Directions for this task. Write the data out again exactly, with no pictures.

Some records
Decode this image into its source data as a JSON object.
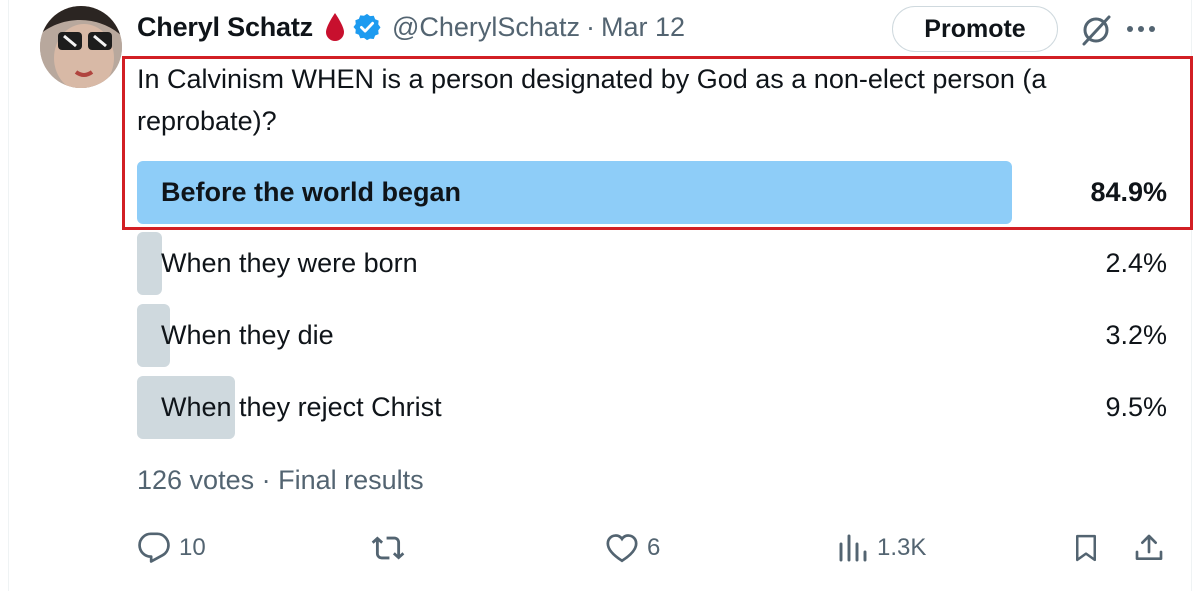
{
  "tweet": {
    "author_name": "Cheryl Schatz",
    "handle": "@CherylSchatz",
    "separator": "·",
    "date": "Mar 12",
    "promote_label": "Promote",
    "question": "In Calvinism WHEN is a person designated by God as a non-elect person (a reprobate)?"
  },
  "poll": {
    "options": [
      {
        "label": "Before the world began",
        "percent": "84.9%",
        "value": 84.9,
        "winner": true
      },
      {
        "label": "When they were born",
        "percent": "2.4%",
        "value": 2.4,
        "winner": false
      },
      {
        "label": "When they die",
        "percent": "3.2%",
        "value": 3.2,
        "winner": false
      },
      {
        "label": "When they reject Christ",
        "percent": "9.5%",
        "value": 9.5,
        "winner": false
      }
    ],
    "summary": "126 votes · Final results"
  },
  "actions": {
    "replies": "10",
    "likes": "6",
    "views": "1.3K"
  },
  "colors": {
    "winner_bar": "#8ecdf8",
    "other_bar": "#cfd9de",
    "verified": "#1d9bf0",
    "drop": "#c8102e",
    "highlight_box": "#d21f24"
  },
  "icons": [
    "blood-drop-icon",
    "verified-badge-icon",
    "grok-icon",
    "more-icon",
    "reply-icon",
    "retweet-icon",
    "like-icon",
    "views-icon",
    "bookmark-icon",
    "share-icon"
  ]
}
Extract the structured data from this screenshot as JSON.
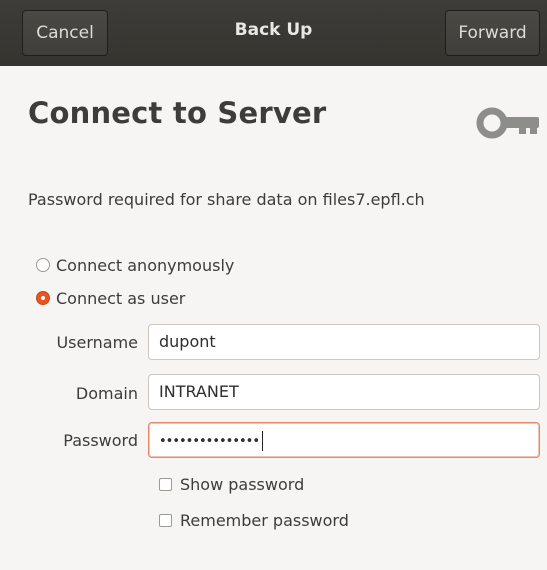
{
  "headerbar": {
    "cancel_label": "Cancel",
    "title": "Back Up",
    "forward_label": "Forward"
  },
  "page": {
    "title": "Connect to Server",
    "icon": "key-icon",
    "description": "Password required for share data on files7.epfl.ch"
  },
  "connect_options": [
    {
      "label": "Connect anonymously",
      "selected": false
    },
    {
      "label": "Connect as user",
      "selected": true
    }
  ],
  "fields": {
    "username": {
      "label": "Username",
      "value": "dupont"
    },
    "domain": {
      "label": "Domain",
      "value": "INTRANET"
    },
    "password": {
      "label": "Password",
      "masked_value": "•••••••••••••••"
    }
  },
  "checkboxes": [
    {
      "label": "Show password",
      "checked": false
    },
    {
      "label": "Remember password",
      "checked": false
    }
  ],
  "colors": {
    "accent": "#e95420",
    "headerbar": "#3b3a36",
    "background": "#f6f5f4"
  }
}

Task answer.
Decode this image into its source data as a JSON object.
{
  "tweet": {
    "author_name": "Cheryl Schatz",
    "handle": "@CherylSchatz",
    "separator": "·",
    "date": "Mar 12",
    "promote_label": "Promote",
    "question": "In Calvinism WHEN is a person designated by God as a non-elect person (a reprobate)?"
  },
  "poll": {
    "options": [
      {
        "label": "Before the world began",
        "percent": "84.9%",
        "value": 84.9,
        "winner": true
      },
      {
        "label": "When they were born",
        "percent": "2.4%",
        "value": 2.4,
        "winner": false
      },
      {
        "label": "When they die",
        "percent": "3.2%",
        "value": 3.2,
        "winner": false
      },
      {
        "label": "When they reject Christ",
        "percent": "9.5%",
        "value": 9.5,
        "winner": false
      }
    ],
    "summary": "126 votes · Final results"
  },
  "actions": {
    "replies": "10",
    "likes": "6",
    "views": "1.3K"
  },
  "colors": {
    "winner_bar": "#8ecdf8",
    "other_bar": "#cfd9de",
    "verified": "#1d9bf0",
    "drop": "#c8102e",
    "highlight_box": "#d21f24"
  },
  "icons": [
    "blood-drop-icon",
    "verified-badge-icon",
    "grok-icon",
    "more-icon",
    "reply-icon",
    "retweet-icon",
    "like-icon",
    "views-icon",
    "bookmark-icon",
    "share-icon"
  ]
}
Extract the structured data from this screenshot as JSON.
{
  "headerbar": {
    "cancel_label": "Cancel",
    "title": "Back Up",
    "forward_label": "Forward"
  },
  "page": {
    "title": "Connect to Server",
    "icon": "key-icon",
    "description": "Password required for share data on files7.epfl.ch"
  },
  "connect_options": [
    {
      "label": "Connect anonymously",
      "selected": false
    },
    {
      "label": "Connect as user",
      "selected": true
    }
  ],
  "fields": {
    "username": {
      "label": "Username",
      "value": "dupont"
    },
    "domain": {
      "label": "Domain",
      "value": "INTRANET"
    },
    "password": {
      "label": "Password",
      "masked_value": "•••••••••••••••"
    }
  },
  "checkboxes": [
    {
      "label": "Show password",
      "checked": false
    },
    {
      "label": "Remember password",
      "checked": false
    }
  ],
  "colors": {
    "accent": "#e95420",
    "headerbar": "#3b3a36",
    "background": "#f6f5f4"
  }
}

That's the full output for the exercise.